━━ Exercise input ━━

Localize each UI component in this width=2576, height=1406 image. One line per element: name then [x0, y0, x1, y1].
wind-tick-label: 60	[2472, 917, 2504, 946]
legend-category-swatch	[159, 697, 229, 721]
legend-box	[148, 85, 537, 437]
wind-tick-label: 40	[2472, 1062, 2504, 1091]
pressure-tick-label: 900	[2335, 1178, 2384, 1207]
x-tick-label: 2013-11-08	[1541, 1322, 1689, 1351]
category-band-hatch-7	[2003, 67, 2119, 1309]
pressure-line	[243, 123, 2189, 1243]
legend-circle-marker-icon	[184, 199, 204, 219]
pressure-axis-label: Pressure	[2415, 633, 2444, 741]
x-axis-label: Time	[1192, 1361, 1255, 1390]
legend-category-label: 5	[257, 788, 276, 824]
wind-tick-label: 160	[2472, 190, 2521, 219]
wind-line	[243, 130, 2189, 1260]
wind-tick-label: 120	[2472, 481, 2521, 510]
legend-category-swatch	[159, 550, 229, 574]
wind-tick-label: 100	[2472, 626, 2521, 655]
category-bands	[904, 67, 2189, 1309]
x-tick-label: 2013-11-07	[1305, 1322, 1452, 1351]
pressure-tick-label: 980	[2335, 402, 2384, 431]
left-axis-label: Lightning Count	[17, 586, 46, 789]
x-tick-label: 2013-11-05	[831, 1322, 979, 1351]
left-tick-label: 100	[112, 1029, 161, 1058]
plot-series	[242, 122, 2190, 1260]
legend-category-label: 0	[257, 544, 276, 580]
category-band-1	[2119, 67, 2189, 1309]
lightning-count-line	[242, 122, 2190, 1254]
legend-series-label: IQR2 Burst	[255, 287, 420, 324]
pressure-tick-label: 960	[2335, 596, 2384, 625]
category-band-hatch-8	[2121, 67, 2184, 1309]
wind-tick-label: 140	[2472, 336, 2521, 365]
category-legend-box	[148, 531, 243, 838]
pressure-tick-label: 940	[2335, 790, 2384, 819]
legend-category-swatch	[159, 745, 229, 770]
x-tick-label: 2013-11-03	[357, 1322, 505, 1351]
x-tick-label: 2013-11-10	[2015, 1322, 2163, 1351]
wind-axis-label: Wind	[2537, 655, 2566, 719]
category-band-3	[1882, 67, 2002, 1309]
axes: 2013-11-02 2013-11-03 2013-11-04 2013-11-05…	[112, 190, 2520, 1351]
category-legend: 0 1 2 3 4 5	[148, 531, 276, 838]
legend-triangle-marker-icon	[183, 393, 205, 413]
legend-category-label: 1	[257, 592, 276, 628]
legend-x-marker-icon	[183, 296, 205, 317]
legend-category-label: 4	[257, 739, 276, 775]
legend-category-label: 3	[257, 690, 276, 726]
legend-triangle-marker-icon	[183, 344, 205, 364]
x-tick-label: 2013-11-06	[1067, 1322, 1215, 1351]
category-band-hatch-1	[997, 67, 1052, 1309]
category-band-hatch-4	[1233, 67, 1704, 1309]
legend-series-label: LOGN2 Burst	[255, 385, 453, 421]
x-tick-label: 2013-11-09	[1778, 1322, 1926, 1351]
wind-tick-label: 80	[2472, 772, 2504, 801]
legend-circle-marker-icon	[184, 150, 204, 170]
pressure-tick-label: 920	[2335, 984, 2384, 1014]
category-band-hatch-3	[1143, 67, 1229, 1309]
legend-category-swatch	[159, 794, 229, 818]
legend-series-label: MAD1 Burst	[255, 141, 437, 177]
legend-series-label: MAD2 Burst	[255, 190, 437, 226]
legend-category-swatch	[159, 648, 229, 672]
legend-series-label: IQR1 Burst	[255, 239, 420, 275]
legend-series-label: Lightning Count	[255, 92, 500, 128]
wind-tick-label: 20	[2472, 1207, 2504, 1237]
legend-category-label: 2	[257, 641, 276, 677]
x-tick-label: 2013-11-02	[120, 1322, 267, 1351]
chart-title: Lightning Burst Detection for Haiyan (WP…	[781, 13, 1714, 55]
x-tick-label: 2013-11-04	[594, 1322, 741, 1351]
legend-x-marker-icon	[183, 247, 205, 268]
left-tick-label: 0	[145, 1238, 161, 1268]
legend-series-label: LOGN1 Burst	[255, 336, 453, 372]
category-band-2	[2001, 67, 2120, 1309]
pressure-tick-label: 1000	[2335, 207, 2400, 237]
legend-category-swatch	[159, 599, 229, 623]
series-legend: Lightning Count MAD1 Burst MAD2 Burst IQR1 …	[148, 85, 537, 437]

━━━

**Set task:** Copy the data above verbatim, from its first line up to and including the line with "1178, 2384, 1207]".

**Finished exercise:**
Localize each UI component in this width=2576, height=1406 image. One line per element: name then [x0, y0, x1, y1].
wind-tick-label: 60	[2472, 917, 2504, 946]
legend-category-swatch	[159, 697, 229, 721]
legend-box	[148, 85, 537, 437]
wind-tick-label: 40	[2472, 1062, 2504, 1091]
pressure-tick-label: 900	[2335, 1178, 2384, 1207]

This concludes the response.